(Extracted records)
## Start

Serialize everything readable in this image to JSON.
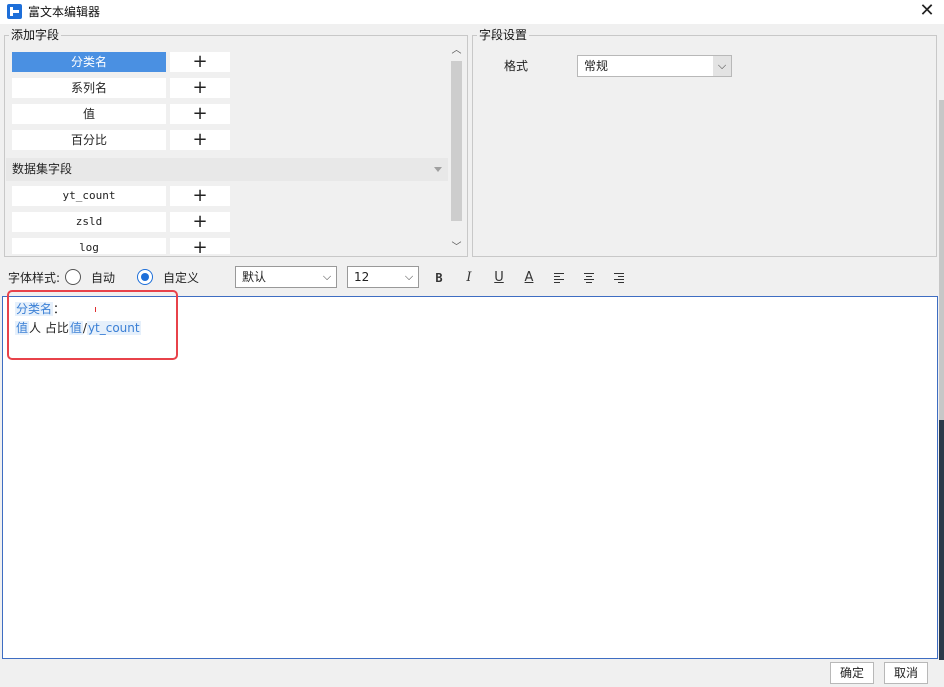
{
  "window": {
    "title": "富文本编辑器",
    "close_glyph": "✕",
    "icon": "app-logo-icon"
  },
  "add_fields": {
    "group_title": "添加字段",
    "add_glyph": "+",
    "base_fields": [
      {
        "label": "分类名",
        "selected": true
      },
      {
        "label": "系列名",
        "selected": false
      },
      {
        "label": "值",
        "selected": false
      },
      {
        "label": "百分比",
        "selected": false
      }
    ],
    "dataset_section": {
      "label": "数据集字段"
    },
    "dataset_fields": [
      {
        "label": "yt_count"
      },
      {
        "label": "zsld"
      },
      {
        "label": "log"
      }
    ],
    "scroll_up_glyph": "︿",
    "scroll_down_glyph": "﹀"
  },
  "field_settings": {
    "group_title": "字段设置",
    "format_label": "格式",
    "format_value": "常规",
    "arrow_glyph": "⌵"
  },
  "style_bar": {
    "label": "字体样式:",
    "auto_label": "自动",
    "custom_label": "自定义",
    "selected": "custom",
    "font_value": "默认",
    "size_value": "12",
    "bold_glyph": "B",
    "italic_glyph": "I",
    "underline_glyph": "U",
    "color_glyph": "A"
  },
  "editor": {
    "line1": {
      "token": "分类名",
      "suffix": "："
    },
    "line2": {
      "token1": "值",
      "text1": "人",
      "text2": "占比",
      "token2": "值",
      "slash": "/",
      "token3": "yt_count"
    }
  },
  "buttons": {
    "ok": "确定",
    "cancel": "取消"
  },
  "colors": {
    "accent": "#4a90e2",
    "token_text": "#3a7fd5",
    "highlight": "#e8424a"
  }
}
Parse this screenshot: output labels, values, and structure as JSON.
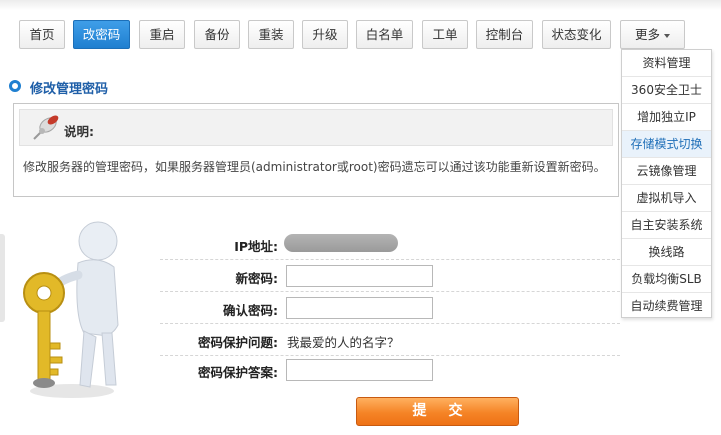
{
  "nav": {
    "items": [
      {
        "label": "首页"
      },
      {
        "label": "改密码",
        "active": true
      },
      {
        "label": "重启"
      },
      {
        "label": "备份"
      },
      {
        "label": "重装"
      },
      {
        "label": "升级"
      },
      {
        "label": "白名单"
      },
      {
        "label": "工单"
      },
      {
        "label": "控制台"
      },
      {
        "label": "状态变化"
      }
    ],
    "more_label": "更多"
  },
  "more_menu": {
    "items": [
      "资料管理",
      "360安全卫士",
      "增加独立IP",
      "存储模式切换",
      "云镜像管理",
      "虚拟机导入",
      "自主安装系统",
      "换线路",
      "负载均衡SLB",
      "自动续费管理"
    ],
    "highlighted_index": 3
  },
  "section": {
    "title": "修改管理密码"
  },
  "info": {
    "heading": "说明:",
    "text": "修改服务器的管理密码，如果服务器管理员(administrator或root)密码遗忘可以通过该功能重新设置新密码。"
  },
  "form": {
    "ip_label": "IP地址:",
    "new_password_label": "新密码:",
    "confirm_password_label": "确认密码:",
    "question_label": "密码保护问题:",
    "question_value": "我最爱的人的名字？",
    "answer_label": "密码保护答案:",
    "new_password_value": "",
    "confirm_password_value": "",
    "answer_value": ""
  },
  "submit_label": "提交",
  "colors": {
    "accent_blue": "#1f7fd0",
    "submit_orange": "#f58426",
    "key_gold": "#e2b928"
  }
}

## End

Write out the material above again, word for word, minus its pictures.

• [Full output]:
Serialize everything readable in this image to JSON.
{
  "window": {
    "title": "富文本编辑器",
    "close_glyph": "✕",
    "icon": "app-logo-icon"
  },
  "add_fields": {
    "group_title": "添加字段",
    "add_glyph": "+",
    "base_fields": [
      {
        "label": "分类名",
        "selected": true
      },
      {
        "label": "系列名",
        "selected": false
      },
      {
        "label": "值",
        "selected": false
      },
      {
        "label": "百分比",
        "selected": false
      }
    ],
    "dataset_section": {
      "label": "数据集字段"
    },
    "dataset_fields": [
      {
        "label": "yt_count"
      },
      {
        "label": "zsld"
      },
      {
        "label": "log"
      }
    ],
    "scroll_up_glyph": "︿",
    "scroll_down_glyph": "﹀"
  },
  "field_settings": {
    "group_title": "字段设置",
    "format_label": "格式",
    "format_value": "常规",
    "arrow_glyph": "⌵"
  },
  "style_bar": {
    "label": "字体样式:",
    "auto_label": "自动",
    "custom_label": "自定义",
    "selected": "custom",
    "font_value": "默认",
    "size_value": "12",
    "bold_glyph": "B",
    "italic_glyph": "I",
    "underline_glyph": "U",
    "color_glyph": "A"
  },
  "editor": {
    "line1": {
      "token": "分类名",
      "suffix": "："
    },
    "line2": {
      "token1": "值",
      "text1": "人",
      "text2": "占比",
      "token2": "值",
      "slash": "/",
      "token3": "yt_count"
    }
  },
  "buttons": {
    "ok": "确定",
    "cancel": "取消"
  },
  "colors": {
    "accent": "#4a90e2",
    "token_text": "#3a7fd5",
    "highlight": "#e8424a"
  }
}
Parse this screenshot: output labels, values, and structure as JSON.
{
  "nav": {
    "items": [
      {
        "label": "首页"
      },
      {
        "label": "改密码",
        "active": true
      },
      {
        "label": "重启"
      },
      {
        "label": "备份"
      },
      {
        "label": "重装"
      },
      {
        "label": "升级"
      },
      {
        "label": "白名单"
      },
      {
        "label": "工单"
      },
      {
        "label": "控制台"
      },
      {
        "label": "状态变化"
      }
    ],
    "more_label": "更多"
  },
  "more_menu": {
    "items": [
      "资料管理",
      "360安全卫士",
      "增加独立IP",
      "存储模式切换",
      "云镜像管理",
      "虚拟机导入",
      "自主安装系统",
      "换线路",
      "负载均衡SLB",
      "自动续费管理"
    ],
    "highlighted_index": 3
  },
  "section": {
    "title": "修改管理密码"
  },
  "info": {
    "heading": "说明:",
    "text": "修改服务器的管理密码，如果服务器管理员(administrator或root)密码遗忘可以通过该功能重新设置新密码。"
  },
  "form": {
    "ip_label": "IP地址:",
    "new_password_label": "新密码:",
    "confirm_password_label": "确认密码:",
    "question_label": "密码保护问题:",
    "question_value": "我最爱的人的名字？",
    "answer_label": "密码保护答案:",
    "new_password_value": "",
    "confirm_password_value": "",
    "answer_value": ""
  },
  "submit_label": "提交",
  "colors": {
    "accent_blue": "#1f7fd0",
    "submit_orange": "#f58426",
    "key_gold": "#e2b928"
  }
}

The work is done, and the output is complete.